[Exercise description]:
Isolate every line in the records below with "Average" in it.

(Data entries)

--*--

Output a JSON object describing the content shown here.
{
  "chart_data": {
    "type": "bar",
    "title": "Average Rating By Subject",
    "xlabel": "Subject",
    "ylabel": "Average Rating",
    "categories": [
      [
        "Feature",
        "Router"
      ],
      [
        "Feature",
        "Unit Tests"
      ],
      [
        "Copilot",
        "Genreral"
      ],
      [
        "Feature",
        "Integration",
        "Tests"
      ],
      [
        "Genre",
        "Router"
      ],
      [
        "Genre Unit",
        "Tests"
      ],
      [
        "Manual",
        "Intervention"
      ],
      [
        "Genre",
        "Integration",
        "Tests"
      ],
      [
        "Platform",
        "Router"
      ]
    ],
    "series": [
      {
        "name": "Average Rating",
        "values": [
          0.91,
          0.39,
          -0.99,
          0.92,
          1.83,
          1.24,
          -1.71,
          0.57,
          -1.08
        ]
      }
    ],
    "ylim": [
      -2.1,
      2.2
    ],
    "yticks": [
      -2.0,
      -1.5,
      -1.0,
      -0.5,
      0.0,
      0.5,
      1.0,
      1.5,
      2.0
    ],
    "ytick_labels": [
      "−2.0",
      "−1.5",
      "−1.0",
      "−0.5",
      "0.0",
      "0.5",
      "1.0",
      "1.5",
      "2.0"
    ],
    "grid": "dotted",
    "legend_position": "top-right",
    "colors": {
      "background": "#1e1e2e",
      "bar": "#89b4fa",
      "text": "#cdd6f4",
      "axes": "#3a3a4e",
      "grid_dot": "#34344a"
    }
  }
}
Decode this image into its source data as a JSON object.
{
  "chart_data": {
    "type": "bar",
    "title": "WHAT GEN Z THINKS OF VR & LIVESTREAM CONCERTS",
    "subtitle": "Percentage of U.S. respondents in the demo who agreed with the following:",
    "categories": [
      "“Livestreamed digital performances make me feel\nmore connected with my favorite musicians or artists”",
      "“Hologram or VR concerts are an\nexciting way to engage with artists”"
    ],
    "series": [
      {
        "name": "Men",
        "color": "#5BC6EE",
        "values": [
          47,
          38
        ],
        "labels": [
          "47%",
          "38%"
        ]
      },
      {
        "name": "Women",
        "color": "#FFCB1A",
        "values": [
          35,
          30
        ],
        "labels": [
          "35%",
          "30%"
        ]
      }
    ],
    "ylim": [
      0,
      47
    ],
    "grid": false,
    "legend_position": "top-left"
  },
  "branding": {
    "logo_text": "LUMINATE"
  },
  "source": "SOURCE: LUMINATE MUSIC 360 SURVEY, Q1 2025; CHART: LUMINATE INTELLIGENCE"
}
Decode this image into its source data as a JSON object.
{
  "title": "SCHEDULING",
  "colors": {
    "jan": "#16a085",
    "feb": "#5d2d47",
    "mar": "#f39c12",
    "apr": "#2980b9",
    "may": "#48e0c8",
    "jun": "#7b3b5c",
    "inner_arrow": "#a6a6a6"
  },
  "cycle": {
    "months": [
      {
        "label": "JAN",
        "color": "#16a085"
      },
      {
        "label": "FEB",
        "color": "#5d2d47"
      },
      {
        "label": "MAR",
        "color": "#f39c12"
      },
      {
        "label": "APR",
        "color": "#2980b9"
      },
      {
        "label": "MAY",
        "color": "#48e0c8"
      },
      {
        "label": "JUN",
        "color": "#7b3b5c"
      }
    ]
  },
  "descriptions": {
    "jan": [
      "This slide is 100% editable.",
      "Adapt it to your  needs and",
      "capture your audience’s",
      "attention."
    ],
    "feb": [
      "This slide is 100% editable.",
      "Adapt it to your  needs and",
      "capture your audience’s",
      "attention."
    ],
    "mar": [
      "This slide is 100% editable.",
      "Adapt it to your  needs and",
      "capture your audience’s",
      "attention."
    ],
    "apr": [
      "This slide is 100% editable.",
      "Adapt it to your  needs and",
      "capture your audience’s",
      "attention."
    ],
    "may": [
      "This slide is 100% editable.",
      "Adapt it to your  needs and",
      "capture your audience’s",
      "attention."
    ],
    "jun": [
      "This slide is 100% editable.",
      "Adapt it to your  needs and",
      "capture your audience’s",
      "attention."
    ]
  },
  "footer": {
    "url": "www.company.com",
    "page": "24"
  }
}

--*--

[Solution to this problem]:
    "title": "Average Rating By Subject",
    "ylabel": "Average Rating",
        "name": "Average Rating",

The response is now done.